**RECORDS FOR PROCESSING**
+ + + + +

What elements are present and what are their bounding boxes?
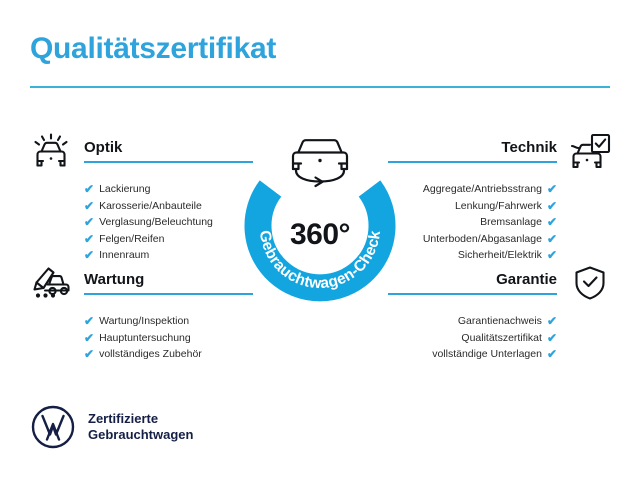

+ + + + +

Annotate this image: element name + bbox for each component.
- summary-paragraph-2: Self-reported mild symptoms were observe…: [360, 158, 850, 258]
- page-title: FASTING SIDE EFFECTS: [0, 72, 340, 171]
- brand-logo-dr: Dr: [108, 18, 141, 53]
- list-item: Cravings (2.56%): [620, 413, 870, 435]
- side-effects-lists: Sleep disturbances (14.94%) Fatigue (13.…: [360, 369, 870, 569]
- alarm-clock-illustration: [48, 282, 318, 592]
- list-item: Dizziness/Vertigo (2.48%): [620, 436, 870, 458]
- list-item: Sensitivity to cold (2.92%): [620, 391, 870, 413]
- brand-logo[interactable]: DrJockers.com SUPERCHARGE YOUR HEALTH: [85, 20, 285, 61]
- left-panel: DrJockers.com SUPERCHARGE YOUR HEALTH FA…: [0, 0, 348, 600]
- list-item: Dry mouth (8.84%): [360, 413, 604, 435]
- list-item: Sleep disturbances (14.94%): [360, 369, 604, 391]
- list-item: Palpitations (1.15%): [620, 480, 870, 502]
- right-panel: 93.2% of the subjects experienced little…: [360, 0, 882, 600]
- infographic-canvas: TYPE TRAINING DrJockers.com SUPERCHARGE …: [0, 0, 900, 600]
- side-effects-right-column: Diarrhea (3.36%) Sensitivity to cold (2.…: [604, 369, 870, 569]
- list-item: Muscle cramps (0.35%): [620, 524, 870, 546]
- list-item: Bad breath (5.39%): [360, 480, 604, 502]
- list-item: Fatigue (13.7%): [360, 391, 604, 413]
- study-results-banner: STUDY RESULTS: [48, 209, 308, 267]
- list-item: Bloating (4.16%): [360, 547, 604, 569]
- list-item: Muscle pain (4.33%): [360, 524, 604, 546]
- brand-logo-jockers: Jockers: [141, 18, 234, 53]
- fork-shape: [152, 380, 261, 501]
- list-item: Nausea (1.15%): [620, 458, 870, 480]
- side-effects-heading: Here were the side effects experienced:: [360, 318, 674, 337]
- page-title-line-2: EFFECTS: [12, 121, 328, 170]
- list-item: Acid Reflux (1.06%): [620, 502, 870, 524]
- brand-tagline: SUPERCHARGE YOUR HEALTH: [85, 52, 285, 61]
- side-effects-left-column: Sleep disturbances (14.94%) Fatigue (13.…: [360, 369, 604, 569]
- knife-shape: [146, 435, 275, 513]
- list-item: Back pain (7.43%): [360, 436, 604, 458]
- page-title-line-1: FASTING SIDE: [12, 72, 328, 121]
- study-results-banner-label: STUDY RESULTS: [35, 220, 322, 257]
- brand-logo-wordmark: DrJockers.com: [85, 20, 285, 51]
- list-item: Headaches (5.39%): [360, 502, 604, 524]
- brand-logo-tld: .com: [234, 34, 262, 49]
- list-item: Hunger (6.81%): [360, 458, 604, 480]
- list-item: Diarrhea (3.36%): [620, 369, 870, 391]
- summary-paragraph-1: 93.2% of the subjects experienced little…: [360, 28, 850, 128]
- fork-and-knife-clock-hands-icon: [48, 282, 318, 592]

+ + + + +

**EXERCISE DETAILS**
Output verbatim the lines starting at the line that contains "Annotate this image: element" and ending at the line that contains "- list-item: Bad", including both of those lines.

**TASK RESULT**
Annotate this image: element name + bbox for each component.
- summary-paragraph-2: Self-reported mild symptoms were observe…: [360, 158, 850, 258]
- page-title: FASTING SIDE EFFECTS: [0, 72, 340, 171]
- brand-logo-dr: Dr: [108, 18, 141, 53]
- list-item: Cravings (2.56%): [620, 413, 870, 435]
- side-effects-lists: Sleep disturbances (14.94%) Fatigue (13.…: [360, 369, 870, 569]
- alarm-clock-illustration: [48, 282, 318, 592]
- list-item: Dizziness/Vertigo (2.48%): [620, 436, 870, 458]
- list-item: Sensitivity to cold (2.92%): [620, 391, 870, 413]
- brand-logo[interactable]: DrJockers.com SUPERCHARGE YOUR HEALTH: [85, 20, 285, 61]
- left-panel: DrJockers.com SUPERCHARGE YOUR HEALTH FA…: [0, 0, 348, 600]
- list-item: Dry mouth (8.84%): [360, 413, 604, 435]
- list-item: Sleep disturbances (14.94%): [360, 369, 604, 391]
- list-item: Palpitations (1.15%): [620, 480, 870, 502]
- right-panel: 93.2% of the subjects experienced little…: [360, 0, 882, 600]
- infographic-canvas: TYPE TRAINING DrJockers.com SUPERCHARGE …: [0, 0, 900, 600]
- side-effects-right-column: Diarrhea (3.36%) Sensitivity to cold (2.…: [604, 369, 870, 569]
- list-item: Muscle cramps (0.35%): [620, 524, 870, 546]
- list-item: Bad breath (5.39%): [360, 480, 604, 502]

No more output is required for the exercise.